STATED TASK: Using the data beneath, show every line that includes the word "title".

-------------------------

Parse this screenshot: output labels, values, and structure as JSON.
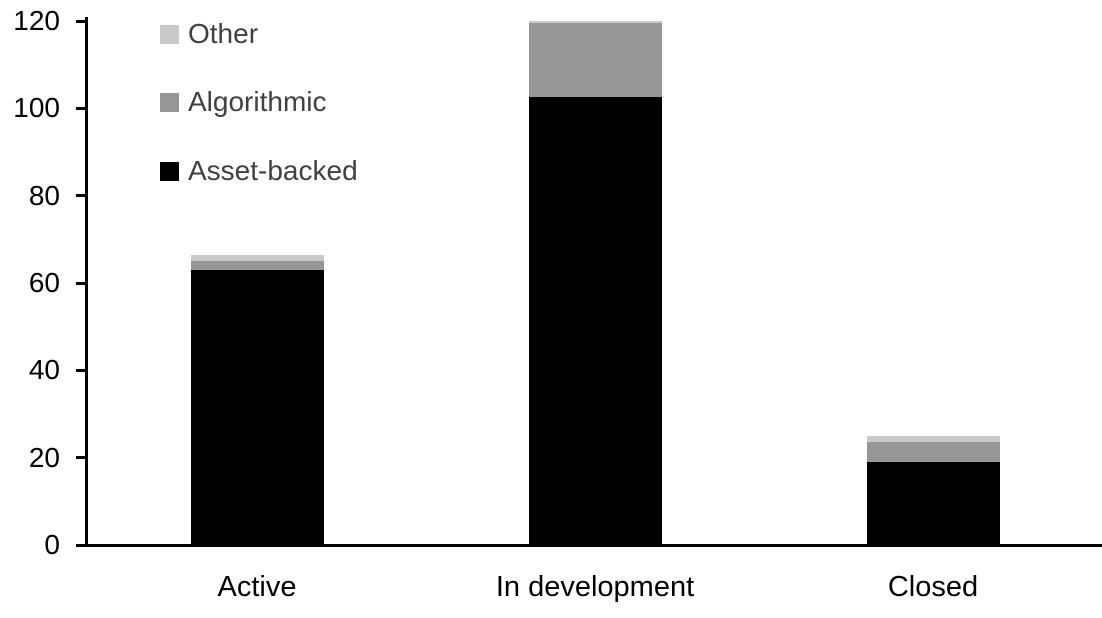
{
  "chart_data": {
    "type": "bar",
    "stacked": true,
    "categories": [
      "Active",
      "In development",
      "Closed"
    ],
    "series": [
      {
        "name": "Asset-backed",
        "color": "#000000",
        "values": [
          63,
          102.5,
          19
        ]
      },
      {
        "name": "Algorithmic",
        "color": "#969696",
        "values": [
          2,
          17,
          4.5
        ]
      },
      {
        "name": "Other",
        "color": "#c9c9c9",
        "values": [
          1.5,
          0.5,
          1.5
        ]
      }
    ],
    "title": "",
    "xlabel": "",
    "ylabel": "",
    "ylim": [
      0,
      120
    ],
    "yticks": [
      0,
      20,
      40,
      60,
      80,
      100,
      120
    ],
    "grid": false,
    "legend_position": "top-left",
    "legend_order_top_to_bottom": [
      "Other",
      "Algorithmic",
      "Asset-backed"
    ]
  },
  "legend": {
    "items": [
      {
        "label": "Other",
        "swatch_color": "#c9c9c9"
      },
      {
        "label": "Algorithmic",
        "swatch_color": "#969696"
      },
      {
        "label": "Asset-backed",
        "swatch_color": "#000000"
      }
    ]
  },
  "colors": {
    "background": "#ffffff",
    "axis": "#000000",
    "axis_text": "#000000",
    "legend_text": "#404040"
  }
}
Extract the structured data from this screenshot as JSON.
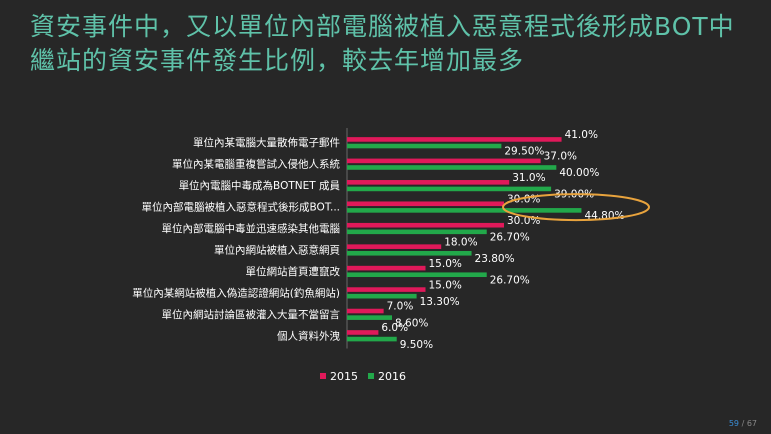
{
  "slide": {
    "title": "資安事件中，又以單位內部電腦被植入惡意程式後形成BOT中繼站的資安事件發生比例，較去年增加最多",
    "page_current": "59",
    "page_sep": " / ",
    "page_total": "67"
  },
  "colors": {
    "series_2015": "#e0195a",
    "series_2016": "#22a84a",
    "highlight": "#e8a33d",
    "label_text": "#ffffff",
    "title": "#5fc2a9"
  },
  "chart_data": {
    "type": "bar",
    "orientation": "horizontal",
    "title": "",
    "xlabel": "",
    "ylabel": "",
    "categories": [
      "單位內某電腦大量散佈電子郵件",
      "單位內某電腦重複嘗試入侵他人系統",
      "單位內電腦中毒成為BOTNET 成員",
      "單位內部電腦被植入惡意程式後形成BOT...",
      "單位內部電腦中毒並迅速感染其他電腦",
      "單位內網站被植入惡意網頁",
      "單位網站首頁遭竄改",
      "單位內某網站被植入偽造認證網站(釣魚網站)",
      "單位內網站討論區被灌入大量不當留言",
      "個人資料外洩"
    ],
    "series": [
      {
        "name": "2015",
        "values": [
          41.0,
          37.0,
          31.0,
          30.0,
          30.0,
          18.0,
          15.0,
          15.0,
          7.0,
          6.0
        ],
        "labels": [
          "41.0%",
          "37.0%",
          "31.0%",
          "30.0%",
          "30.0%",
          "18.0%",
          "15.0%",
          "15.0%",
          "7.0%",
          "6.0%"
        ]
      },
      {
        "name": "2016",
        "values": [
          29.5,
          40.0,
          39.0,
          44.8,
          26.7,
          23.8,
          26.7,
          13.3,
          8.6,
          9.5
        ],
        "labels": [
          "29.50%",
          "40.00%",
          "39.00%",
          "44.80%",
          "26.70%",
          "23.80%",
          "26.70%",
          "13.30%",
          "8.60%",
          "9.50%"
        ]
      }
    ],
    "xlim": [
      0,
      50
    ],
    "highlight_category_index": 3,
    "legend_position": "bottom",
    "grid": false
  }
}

-------------------------

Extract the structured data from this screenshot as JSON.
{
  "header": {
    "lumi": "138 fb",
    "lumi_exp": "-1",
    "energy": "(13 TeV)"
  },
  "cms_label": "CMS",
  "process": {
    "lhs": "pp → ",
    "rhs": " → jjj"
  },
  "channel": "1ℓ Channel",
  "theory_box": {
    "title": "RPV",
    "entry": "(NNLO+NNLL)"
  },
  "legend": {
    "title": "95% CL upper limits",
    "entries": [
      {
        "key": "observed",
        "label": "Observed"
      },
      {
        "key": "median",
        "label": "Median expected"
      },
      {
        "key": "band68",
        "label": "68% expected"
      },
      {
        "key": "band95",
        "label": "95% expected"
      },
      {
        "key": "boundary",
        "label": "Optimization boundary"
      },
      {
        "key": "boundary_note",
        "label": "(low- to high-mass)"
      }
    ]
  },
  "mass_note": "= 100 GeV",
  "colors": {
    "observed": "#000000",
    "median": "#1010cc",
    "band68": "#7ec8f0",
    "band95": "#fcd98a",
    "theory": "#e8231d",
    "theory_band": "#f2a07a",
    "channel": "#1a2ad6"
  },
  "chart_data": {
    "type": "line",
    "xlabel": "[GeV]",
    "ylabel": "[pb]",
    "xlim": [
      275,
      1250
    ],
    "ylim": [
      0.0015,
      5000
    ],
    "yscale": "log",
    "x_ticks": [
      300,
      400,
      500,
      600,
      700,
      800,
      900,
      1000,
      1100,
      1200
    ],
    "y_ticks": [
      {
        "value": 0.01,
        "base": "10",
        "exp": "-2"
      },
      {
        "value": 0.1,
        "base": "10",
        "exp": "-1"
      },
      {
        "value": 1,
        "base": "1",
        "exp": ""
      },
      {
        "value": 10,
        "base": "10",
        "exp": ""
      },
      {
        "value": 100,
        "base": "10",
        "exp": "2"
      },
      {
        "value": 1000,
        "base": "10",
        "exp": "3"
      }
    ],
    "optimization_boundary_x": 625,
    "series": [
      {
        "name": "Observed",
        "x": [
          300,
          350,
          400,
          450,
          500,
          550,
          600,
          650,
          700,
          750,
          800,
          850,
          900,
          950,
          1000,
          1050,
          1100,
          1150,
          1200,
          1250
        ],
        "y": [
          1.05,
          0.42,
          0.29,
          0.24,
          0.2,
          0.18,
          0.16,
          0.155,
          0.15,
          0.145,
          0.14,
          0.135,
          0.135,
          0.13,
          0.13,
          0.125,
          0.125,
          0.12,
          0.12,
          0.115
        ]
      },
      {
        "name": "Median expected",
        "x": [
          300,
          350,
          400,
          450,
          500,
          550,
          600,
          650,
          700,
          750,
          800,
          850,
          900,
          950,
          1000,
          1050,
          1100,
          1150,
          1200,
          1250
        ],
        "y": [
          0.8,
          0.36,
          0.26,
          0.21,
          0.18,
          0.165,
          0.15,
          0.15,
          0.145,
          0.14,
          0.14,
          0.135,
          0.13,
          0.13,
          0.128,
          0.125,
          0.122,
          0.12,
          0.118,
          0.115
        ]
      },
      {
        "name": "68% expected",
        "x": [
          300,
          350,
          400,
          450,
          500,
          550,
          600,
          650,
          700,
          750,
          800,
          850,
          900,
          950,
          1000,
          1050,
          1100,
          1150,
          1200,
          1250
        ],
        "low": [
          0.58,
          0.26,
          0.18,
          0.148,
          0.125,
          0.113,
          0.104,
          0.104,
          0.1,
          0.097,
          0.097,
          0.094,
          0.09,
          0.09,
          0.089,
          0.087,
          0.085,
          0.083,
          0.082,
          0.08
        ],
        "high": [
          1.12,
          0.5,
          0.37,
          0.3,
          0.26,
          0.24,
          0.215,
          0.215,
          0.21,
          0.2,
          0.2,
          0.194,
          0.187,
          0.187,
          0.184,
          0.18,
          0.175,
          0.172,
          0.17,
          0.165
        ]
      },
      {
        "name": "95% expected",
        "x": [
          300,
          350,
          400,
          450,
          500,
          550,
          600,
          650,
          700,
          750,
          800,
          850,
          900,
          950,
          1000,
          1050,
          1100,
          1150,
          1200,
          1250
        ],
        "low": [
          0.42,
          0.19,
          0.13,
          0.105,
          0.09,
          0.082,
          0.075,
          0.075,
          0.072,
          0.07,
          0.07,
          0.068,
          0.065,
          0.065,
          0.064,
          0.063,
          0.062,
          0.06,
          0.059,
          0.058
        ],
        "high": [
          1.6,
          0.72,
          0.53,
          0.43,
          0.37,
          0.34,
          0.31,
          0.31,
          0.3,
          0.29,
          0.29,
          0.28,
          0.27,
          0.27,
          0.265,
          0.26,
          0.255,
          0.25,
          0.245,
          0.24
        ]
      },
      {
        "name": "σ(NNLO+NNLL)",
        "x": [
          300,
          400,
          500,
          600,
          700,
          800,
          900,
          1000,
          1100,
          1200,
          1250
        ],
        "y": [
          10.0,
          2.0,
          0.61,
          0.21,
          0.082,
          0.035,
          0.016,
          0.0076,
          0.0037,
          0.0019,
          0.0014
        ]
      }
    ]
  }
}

-------------------------

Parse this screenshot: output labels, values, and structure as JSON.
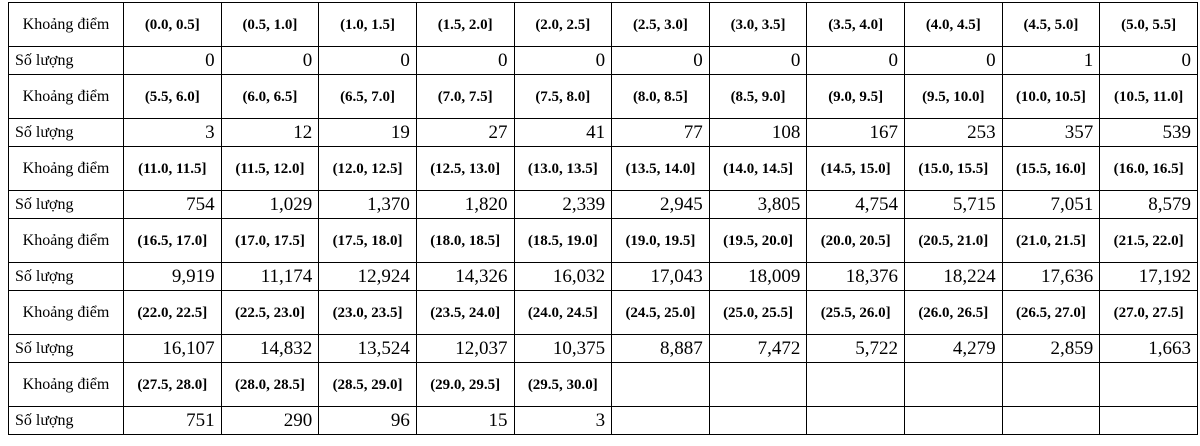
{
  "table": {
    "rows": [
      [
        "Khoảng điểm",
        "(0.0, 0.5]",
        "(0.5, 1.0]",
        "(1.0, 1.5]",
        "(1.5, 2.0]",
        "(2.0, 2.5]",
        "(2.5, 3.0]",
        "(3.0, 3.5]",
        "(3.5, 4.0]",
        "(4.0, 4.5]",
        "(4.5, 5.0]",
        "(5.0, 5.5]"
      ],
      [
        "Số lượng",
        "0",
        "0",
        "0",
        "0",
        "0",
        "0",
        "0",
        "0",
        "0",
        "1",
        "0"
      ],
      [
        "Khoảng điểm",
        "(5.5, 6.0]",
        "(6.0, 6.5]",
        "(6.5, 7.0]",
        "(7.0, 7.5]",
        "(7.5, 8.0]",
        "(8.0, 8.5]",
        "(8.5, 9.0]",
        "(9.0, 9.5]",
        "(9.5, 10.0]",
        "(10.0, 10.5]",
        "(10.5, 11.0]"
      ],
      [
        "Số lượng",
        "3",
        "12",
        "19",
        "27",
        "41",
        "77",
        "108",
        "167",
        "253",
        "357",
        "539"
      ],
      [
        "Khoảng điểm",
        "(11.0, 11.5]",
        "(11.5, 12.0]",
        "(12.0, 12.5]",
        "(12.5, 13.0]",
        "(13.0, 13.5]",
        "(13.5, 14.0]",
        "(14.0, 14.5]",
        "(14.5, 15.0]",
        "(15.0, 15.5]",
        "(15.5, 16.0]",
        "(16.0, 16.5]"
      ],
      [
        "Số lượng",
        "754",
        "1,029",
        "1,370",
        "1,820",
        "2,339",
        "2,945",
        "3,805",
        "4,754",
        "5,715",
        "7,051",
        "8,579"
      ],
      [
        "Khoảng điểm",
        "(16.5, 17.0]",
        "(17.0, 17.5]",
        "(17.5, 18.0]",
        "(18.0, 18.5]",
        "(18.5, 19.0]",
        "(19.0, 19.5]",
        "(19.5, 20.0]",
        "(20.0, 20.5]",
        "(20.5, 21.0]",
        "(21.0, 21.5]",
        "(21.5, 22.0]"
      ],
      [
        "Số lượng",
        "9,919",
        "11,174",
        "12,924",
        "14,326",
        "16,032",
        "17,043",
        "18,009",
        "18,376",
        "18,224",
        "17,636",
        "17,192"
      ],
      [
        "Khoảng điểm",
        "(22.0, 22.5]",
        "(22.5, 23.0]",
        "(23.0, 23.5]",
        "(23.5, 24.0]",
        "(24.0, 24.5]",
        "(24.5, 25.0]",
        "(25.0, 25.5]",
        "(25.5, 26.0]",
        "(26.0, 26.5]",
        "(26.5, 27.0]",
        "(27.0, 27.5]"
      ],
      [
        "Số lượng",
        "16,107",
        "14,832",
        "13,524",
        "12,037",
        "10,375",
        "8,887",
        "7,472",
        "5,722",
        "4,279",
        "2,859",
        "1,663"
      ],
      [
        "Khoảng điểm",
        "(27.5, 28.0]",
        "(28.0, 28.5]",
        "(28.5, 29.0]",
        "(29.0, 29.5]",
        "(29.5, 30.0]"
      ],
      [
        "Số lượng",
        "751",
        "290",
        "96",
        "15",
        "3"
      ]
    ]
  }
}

-------------------------

COMPLETE OUTPUT:
    "title": "",
    "title": "資安事件中，又以單位內部電腦被植入惡意程式後形成BOT中繼站的資安事件發生比例，較去年增加最多",
    "title": "#5fc2a9"
    "title": "",
    "title": "RPV",
    "title": "95% CL upper limits",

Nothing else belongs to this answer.